• _Exercise prompt_:
Keep every line where the word "this" appears; drop the rest.

=-=-=

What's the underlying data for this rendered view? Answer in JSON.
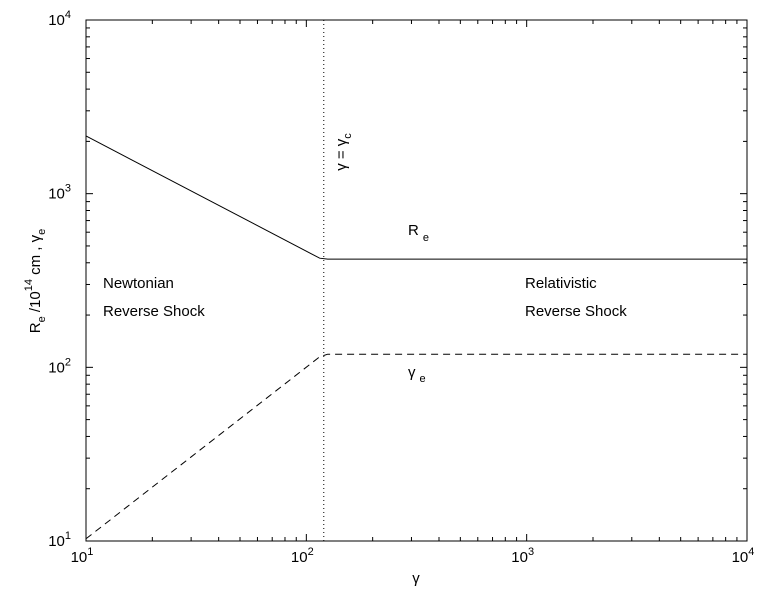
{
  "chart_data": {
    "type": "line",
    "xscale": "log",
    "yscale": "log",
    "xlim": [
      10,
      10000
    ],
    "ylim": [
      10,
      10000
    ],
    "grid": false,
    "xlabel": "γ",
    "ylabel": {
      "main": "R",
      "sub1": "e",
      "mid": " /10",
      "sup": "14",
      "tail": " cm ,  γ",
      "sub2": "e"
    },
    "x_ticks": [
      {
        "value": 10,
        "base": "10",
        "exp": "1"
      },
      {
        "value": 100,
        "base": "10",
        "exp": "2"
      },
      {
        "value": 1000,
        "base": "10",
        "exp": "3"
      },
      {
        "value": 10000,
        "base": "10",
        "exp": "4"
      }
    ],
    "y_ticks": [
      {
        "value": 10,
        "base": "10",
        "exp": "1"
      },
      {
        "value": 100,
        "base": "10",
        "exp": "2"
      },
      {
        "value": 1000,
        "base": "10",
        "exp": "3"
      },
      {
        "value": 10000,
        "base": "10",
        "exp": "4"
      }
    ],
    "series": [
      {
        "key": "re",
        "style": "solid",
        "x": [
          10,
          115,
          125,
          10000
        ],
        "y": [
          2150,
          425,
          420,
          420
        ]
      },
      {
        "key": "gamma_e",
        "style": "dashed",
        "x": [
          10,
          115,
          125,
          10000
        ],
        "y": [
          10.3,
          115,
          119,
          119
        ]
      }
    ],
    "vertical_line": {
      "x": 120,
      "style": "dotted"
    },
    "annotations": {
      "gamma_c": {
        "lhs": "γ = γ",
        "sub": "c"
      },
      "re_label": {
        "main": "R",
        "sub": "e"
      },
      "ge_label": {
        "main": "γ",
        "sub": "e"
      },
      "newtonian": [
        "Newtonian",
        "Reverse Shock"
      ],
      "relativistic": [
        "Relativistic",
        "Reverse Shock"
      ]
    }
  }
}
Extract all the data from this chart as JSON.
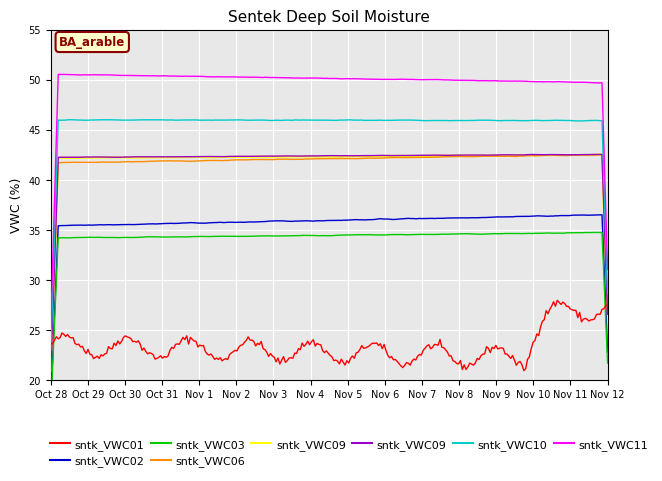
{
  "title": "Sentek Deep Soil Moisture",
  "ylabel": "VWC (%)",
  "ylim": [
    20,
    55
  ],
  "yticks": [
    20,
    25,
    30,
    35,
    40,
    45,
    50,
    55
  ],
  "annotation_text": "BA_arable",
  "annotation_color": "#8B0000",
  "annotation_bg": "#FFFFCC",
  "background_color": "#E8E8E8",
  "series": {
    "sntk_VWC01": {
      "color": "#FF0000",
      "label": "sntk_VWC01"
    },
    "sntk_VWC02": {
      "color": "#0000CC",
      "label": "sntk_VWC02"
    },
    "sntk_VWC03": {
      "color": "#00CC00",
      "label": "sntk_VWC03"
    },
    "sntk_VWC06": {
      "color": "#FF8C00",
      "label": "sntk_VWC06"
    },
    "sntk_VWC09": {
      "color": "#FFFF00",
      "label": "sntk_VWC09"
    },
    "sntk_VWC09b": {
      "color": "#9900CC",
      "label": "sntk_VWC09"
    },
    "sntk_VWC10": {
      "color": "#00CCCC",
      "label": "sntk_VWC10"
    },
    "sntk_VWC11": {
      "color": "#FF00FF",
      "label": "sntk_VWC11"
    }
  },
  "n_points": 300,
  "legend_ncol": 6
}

=-=-=

• _The answer_:
What's the underlying data for this rendered view? Answer in JSON.
Extract all the data from this chart as JSON.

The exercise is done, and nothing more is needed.